DIRECTIONS: Please give the lines from the start through the one containing "Point (704, 734, 727, 748)" again, switching each "Point" to "Marker" and leaving everything else unchanged.
-------
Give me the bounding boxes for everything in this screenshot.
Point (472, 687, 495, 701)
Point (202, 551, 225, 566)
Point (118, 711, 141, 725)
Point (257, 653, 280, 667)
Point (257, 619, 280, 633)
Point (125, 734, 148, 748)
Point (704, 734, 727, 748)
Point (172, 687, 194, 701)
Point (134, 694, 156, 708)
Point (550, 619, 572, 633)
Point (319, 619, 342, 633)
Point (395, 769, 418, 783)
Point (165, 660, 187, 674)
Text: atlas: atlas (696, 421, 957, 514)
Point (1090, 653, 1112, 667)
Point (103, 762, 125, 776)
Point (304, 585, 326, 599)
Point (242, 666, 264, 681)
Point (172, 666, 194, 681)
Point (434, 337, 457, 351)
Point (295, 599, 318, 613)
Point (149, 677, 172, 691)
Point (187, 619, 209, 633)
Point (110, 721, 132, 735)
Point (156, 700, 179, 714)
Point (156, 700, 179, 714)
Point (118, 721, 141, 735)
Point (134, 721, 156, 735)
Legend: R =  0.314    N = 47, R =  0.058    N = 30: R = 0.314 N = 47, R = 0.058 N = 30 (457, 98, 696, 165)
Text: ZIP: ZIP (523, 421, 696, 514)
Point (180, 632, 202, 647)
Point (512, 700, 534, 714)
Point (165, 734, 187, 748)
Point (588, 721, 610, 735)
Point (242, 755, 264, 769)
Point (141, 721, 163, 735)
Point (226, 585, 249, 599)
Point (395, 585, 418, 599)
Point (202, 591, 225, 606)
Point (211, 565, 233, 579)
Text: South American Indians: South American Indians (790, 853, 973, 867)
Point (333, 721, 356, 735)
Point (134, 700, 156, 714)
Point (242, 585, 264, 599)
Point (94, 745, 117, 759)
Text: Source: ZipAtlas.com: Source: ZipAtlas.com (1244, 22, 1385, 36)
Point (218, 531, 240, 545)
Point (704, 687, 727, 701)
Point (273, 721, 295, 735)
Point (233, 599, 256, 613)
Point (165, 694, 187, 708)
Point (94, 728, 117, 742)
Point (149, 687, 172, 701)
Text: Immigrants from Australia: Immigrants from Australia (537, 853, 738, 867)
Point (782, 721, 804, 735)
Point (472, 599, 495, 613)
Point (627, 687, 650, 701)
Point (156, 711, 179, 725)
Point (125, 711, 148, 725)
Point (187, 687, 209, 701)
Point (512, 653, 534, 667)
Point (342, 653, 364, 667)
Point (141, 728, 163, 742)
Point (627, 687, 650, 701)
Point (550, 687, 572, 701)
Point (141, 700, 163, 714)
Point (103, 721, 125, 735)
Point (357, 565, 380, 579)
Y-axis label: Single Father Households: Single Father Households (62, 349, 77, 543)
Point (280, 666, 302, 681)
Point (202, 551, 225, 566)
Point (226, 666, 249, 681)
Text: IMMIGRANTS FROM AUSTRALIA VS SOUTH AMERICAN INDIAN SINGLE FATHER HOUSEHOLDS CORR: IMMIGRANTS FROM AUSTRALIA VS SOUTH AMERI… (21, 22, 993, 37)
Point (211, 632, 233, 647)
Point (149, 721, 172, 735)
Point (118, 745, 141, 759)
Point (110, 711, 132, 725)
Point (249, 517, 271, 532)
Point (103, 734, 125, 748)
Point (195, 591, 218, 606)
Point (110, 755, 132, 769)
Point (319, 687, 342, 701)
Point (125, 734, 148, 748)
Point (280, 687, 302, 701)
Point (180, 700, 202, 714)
-------
COMPLETE OUTPUT:
Give me the bounding boxes for everything in this screenshot.
Marker (472, 687, 495, 701)
Marker (202, 551, 225, 566)
Marker (118, 711, 141, 725)
Marker (257, 653, 280, 667)
Marker (257, 619, 280, 633)
Marker (125, 734, 148, 748)
Marker (704, 734, 727, 748)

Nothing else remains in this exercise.